(Stored data entries)
--------------------

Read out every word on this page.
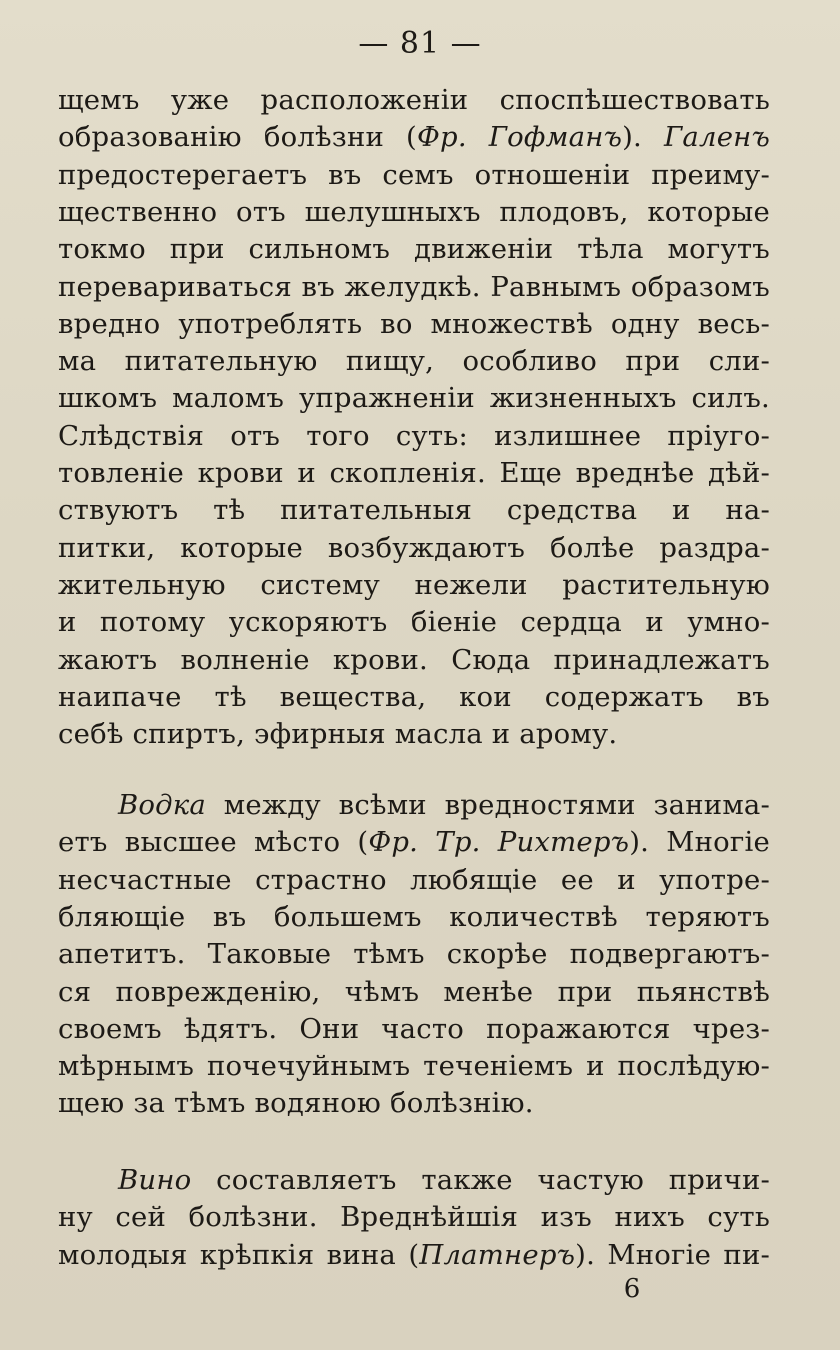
— 81 —
щемъ уже расположеніи споспѣшествовать
образованію болѣзни (Фр. Гофманъ). Галенъ
предостерегаетъ въ семъ отношеніи преиму-
щественно отъ шелушныхъ плодовъ, которые
токмо при сильномъ движеніи тѣла могутъ
перевариваться въ желудкѣ. Равнымъ образомъ
вредно употреблять во множествѣ одну весь-
ма питательную пищу, особливо при сли-
шкомъ маломъ упражненіи жизненныхъ силъ.
Слѣдствія отъ того суть: излишнее пріуго-
товленіе крови и скопленія. Еще вреднѣе дѣй-
ствуютъ тѣ питательныя средства и на-
питки, которые возбуждаютъ болѣе раздра-
жительную систему нежели растительную
и потому ускоряютъ біеніе сердца и умно-
жаютъ волненіе крови. Сюда принадлежатъ
наипаче тѣ вещества, кои содержатъ въ
себѣ спиртъ, эфирныя масла и арому.
Водка между всѣми вредностями занима-
етъ высшее мѣсто (Фр. Тр. Рихтеръ). Многіе
несчастные страстно любящіе ее и употре-
бляющіе въ большемъ количествѣ теряютъ
апетитъ. Таковые тѣмъ скорѣе подвергаютъ-
ся поврежденію, чѣмъ менѣе при пьянствѣ
своемъ ѣдятъ. Они часто поражаются чрез-
мѣрнымъ почечуйнымъ теченіемъ и послѣдую-
щею за тѣмъ водяною болѣзнію.
Вино составляетъ также частую причи-
ну сей болѣзни. Вреднѣйшія изъ нихъ суть
молодыя крѣпкія вина (Платнеръ). Многіе пи-
6
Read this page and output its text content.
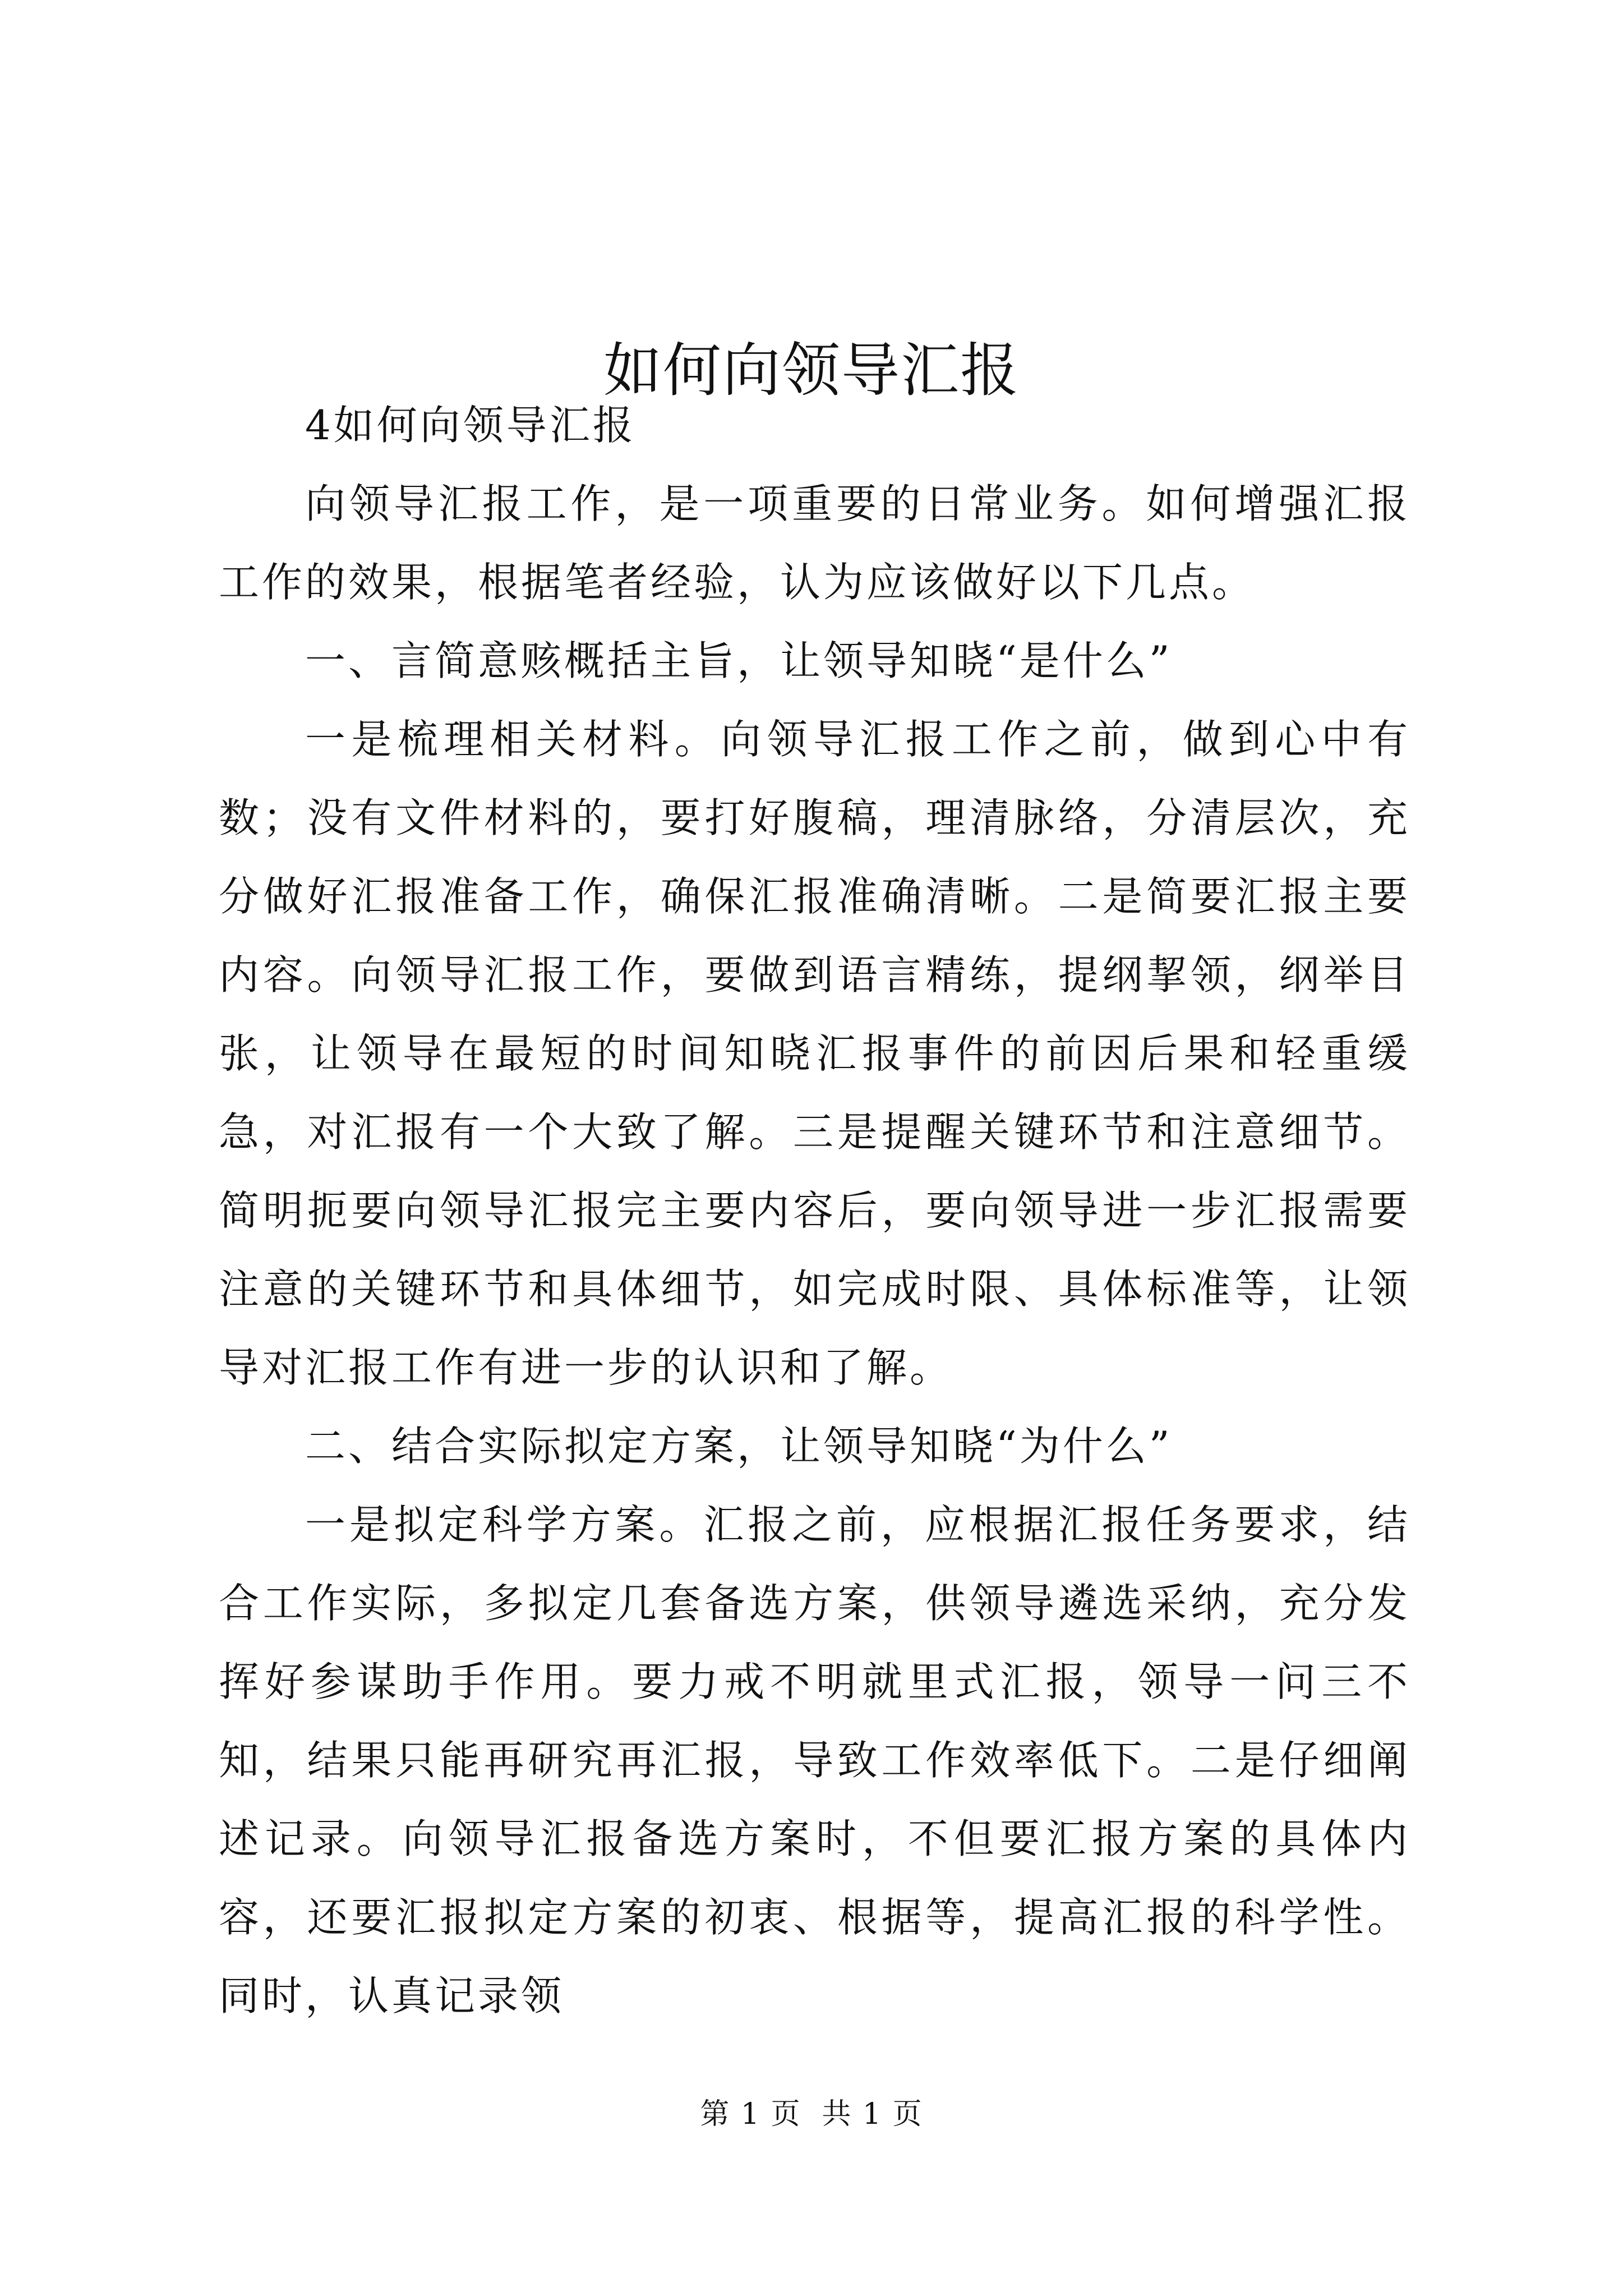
如何向领导汇报

4如何向领导汇报

向领导汇报工作，是一项重要的日常业务。如何增强汇报工作的效果，根据笔者经验，认为应该做好以下几点。

一、言简意赅概括主旨，让领导知晓“是什么”

一是梳理相关材料。向领导汇报工作之前，做到心中有数；没有文件材料的，要打好腹稿，理清脉络，分清层次，充分做好汇报准备工作，确保汇报准确清晰。二是简要汇报主要内容。向领导汇报工作，要做到语言精练，提纲挈领，纲举目张，让领导在最短的时间知晓汇报事件的前因后果和轻重缓急，对汇报有一个大致了解。三是提醒关键环节和注意细节。简明扼要向领导汇报完主要内容后，要向领导进一步汇报需要注意的关键环节和具体细节，如完成时限、具体标准等，让领导对汇报工作有进一步的认识和了解。

二、结合实际拟定方案，让领导知晓“为什么”

一是拟定科学方案。汇报之前，应根据汇报任务要求，结合工作实际，多拟定几套备选方案，供领导遴选采纳，充分发挥好参谋助手作用。要力戒不明就里式汇报，领导一问三不知，结果只能再研究再汇报，导致工作效率低下。二是仔细阐述记录。向领导汇报备选方案时，不但要汇报方案的具体内容，还要汇报拟定方案的初衷、根据等，提高汇报的科学性。同时，认真记录领

第 1 页  共 1 页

--------------------

**Directions for this task:** Scan the records above for the string "page", then report every line that contains it.

**Finished exercise:**
Read out every word on this page.
Read this page and output its text content.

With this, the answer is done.